[Excerpt from a dataset]
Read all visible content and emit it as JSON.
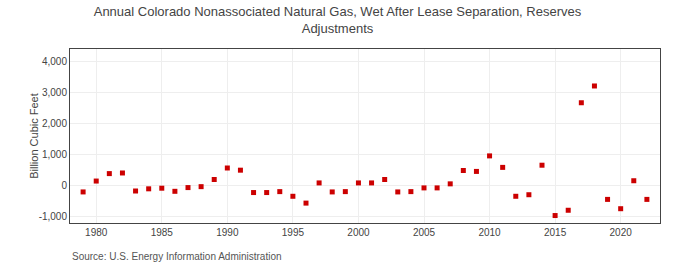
{
  "chart_data": {
    "type": "scatter",
    "title": "Annual Colorado Nonassociated Natural Gas, Wet After Lease Separation, Reserves\nAdjustments",
    "ylabel": "Billion Cubic Feet",
    "source": "Source: U.S. Energy Information Administration",
    "color": "#cc0000",
    "marker": "square",
    "x": [
      1979,
      1980,
      1981,
      1982,
      1983,
      1984,
      1985,
      1986,
      1987,
      1988,
      1989,
      1990,
      1991,
      1992,
      1993,
      1994,
      1995,
      1996,
      1997,
      1998,
      1999,
      2000,
      2001,
      2002,
      2003,
      2004,
      2005,
      2006,
      2007,
      2008,
      2009,
      2010,
      2011,
      2012,
      2013,
      2014,
      2015,
      2016,
      2017,
      2018,
      2019,
      2020,
      2021,
      2022
    ],
    "values": [
      -200,
      150,
      390,
      410,
      -170,
      -100,
      -80,
      -180,
      -60,
      -30,
      200,
      570,
      500,
      -220,
      -220,
      -190,
      -340,
      -560,
      90,
      -200,
      -190,
      90,
      90,
      200,
      -200,
      -190,
      -70,
      -70,
      60,
      490,
      460,
      960,
      590,
      -340,
      -290,
      660,
      -960,
      -790,
      2670,
      3210,
      -440,
      -740,
      160,
      -440
    ],
    "xlim": [
      1978,
      2023
    ],
    "ylim": [
      -1200,
      4400
    ],
    "xticks": [
      1980,
      1985,
      1990,
      1995,
      2000,
      2005,
      2010,
      2015,
      2020
    ],
    "yticks": [
      {
        "value": -1000,
        "label": "-1,000"
      },
      0,
      {
        "value": 1000,
        "label": "1,000"
      },
      {
        "value": 2000,
        "label": "2,000"
      },
      {
        "value": 3000,
        "label": "3,000"
      },
      {
        "value": 4000,
        "label": "4,000"
      }
    ],
    "grid": true
  }
}
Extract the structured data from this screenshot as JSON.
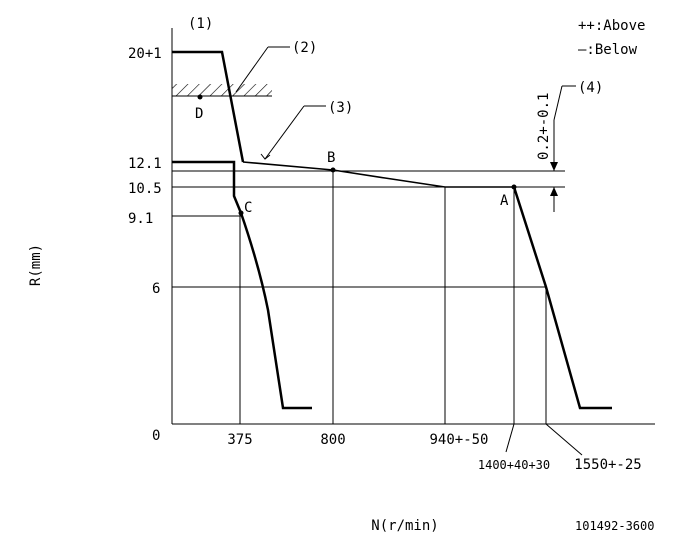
{
  "legend": {
    "above": "++:Above",
    "below": "—:Below"
  },
  "callouts": {
    "c1": "(1)",
    "c2": "(2)",
    "c3": "(3)",
    "c4": "(4)"
  },
  "axes": {
    "y_label": "R(mm)",
    "x_label": "N(r/min)",
    "y_ticks": [
      "20+1",
      "12.1",
      "10.5",
      "9.1",
      "6",
      "0"
    ],
    "x_ticks": [
      "375",
      "800",
      "940+-50",
      "1400+40+30",
      "1550+-25"
    ]
  },
  "points": {
    "a": "A",
    "b": "B",
    "c": "C",
    "d": "D"
  },
  "dimension_label": "0.2+-0.1",
  "doc_number": "101492-3600",
  "chart_data": {
    "type": "line",
    "xlabel": "N(r/min)",
    "ylabel": "R(mm)",
    "series": [
      {
        "x": [
          375,
          800,
          940,
          1400,
          1550
        ],
        "y": [
          12.1,
          12.1,
          10.5,
          10.5,
          6
        ]
      },
      {
        "x": [
          375
        ],
        "y": [
          9.1
        ]
      }
    ],
    "points": [
      {
        "label": "A",
        "x": 1400,
        "y": 10.5
      },
      {
        "label": "B",
        "x": 800,
        "y": 12.1
      },
      {
        "label": "C",
        "x": 375,
        "y": 9.1
      }
    ]
  }
}
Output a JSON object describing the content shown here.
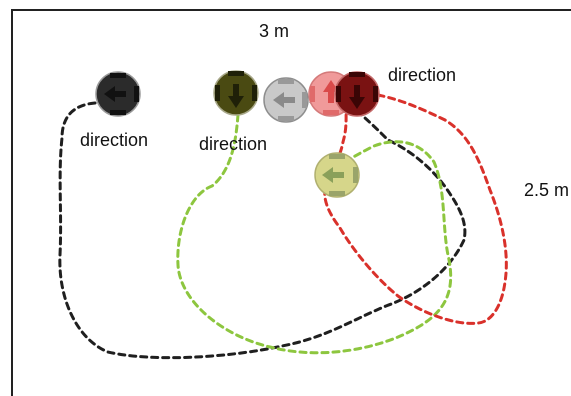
{
  "labels": {
    "width_measure": "3 m",
    "height_measure": "2.5 m",
    "direction_black": "direction",
    "direction_olive": "direction",
    "direction_red": "direction"
  },
  "colors": {
    "black_path": "#1f1f1f",
    "green_path": "#8dc63f",
    "red_path": "#d9312b",
    "marker_black": "#2b2b2b",
    "marker_olive": "#4a4a12",
    "marker_gray": "#c9c9c9",
    "marker_pink": "#f09a9a",
    "marker_darkred": "#7a1212",
    "marker_yellowgreen": "#d6d68a"
  },
  "icons": [
    "arrow-left-icon",
    "arrow-down-icon",
    "arrow-up-icon"
  ]
}
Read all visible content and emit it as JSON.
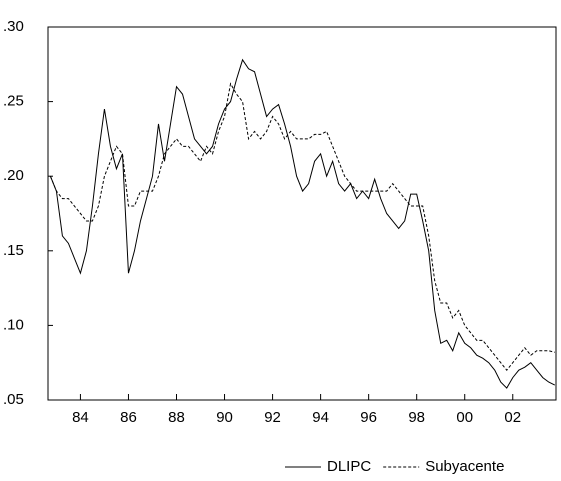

WHAT THE TASK REQUIRES:
Leave the pictures out and output the rest of the listing exactly.

PROBLEM SOLUTION:
Read all visible content and emit it as JSON.
{
  "chart_data": {
    "type": "scatter",
    "title": "Annual Colorado Nonassociated Natural Gas, Wet After Lease Separation, Reserves\nAdjustments",
    "ylabel": "Billion Cubic Feet",
    "source": "Source: U.S. Energy Information Administration",
    "color": "#cc0000",
    "marker": "square",
    "x": [
      1979,
      1980,
      1981,
      1982,
      1983,
      1984,
      1985,
      1986,
      1987,
      1988,
      1989,
      1990,
      1991,
      1992,
      1993,
      1994,
      1995,
      1996,
      1997,
      1998,
      1999,
      2000,
      2001,
      2002,
      2003,
      2004,
      2005,
      2006,
      2007,
      2008,
      2009,
      2010,
      2011,
      2012,
      2013,
      2014,
      2015,
      2016,
      2017,
      2018,
      2019,
      2020,
      2021,
      2022
    ],
    "values": [
      -200,
      150,
      390,
      410,
      -170,
      -100,
      -80,
      -180,
      -60,
      -30,
      200,
      570,
      500,
      -220,
      -220,
      -190,
      -340,
      -560,
      90,
      -200,
      -190,
      90,
      90,
      200,
      -200,
      -190,
      -70,
      -70,
      60,
      490,
      460,
      960,
      590,
      -340,
      -290,
      660,
      -960,
      -790,
      2670,
      3210,
      -440,
      -740,
      160,
      -440
    ],
    "xlim": [
      1978,
      2023
    ],
    "ylim": [
      -1200,
      4400
    ],
    "xticks": [
      1980,
      1985,
      1990,
      1995,
      2000,
      2005,
      2010,
      2015,
      2020
    ],
    "yticks": [
      {
        "value": -1000,
        "label": "-1,000"
      },
      0,
      {
        "value": 1000,
        "label": "1,000"
      },
      {
        "value": 2000,
        "label": "2,000"
      },
      {
        "value": 3000,
        "label": "3,000"
      },
      {
        "value": 4000,
        "label": "4,000"
      }
    ],
    "grid": true
  }
}
Extract the structured data from this screenshot as JSON.
{
  "legend": {
    "above": "++:Above",
    "below": "—:Below"
  },
  "callouts": {
    "c1": "(1)",
    "c2": "(2)",
    "c3": "(3)",
    "c4": "(4)"
  },
  "axes": {
    "y_label": "R(mm)",
    "x_label": "N(r/min)",
    "y_ticks": [
      "20+1",
      "12.1",
      "10.5",
      "9.1",
      "6",
      "0"
    ],
    "x_ticks": [
      "375",
      "800",
      "940+-50",
      "1400+40+30",
      "1550+-25"
    ]
  },
  "points": {
    "a": "A",
    "b": "B",
    "c": "C",
    "d": "D"
  },
  "dimension_label": "0.2+-0.1",
  "doc_number": "101492-3600",
  "chart_data": {
    "type": "line",
    "xlabel": "N(r/min)",
    "ylabel": "R(mm)",
    "series": [
      {
        "x": [
          375,
          800,
          940,
          1400,
          1550
        ],
        "y": [
          12.1,
          12.1,
          10.5,
          10.5,
          6
        ]
      },
      {
        "x": [
          375
        ],
        "y": [
          9.1
        ]
      }
    ],
    "points": [
      {
        "label": "A",
        "x": 1400,
        "y": 10.5
      },
      {
        "label": "B",
        "x": 800,
        "y": 12.1
      },
      {
        "label": "C",
        "x": 375,
        "y": 9.1
      }
    ]
  }
}
Output a JSON object describing the content shown here.
{
  "labels": {
    "width_measure": "3 m",
    "height_measure": "2.5 m",
    "direction_black": "direction",
    "direction_olive": "direction",
    "direction_red": "direction"
  },
  "colors": {
    "black_path": "#1f1f1f",
    "green_path": "#8dc63f",
    "red_path": "#d9312b",
    "marker_black": "#2b2b2b",
    "marker_olive": "#4a4a12",
    "marker_gray": "#c9c9c9",
    "marker_pink": "#f09a9a",
    "marker_darkred": "#7a1212",
    "marker_yellowgreen": "#d6d68a"
  },
  "icons": [
    "arrow-left-icon",
    "arrow-down-icon",
    "arrow-up-icon"
  ]
}
Read all visible content and emit it as JSON.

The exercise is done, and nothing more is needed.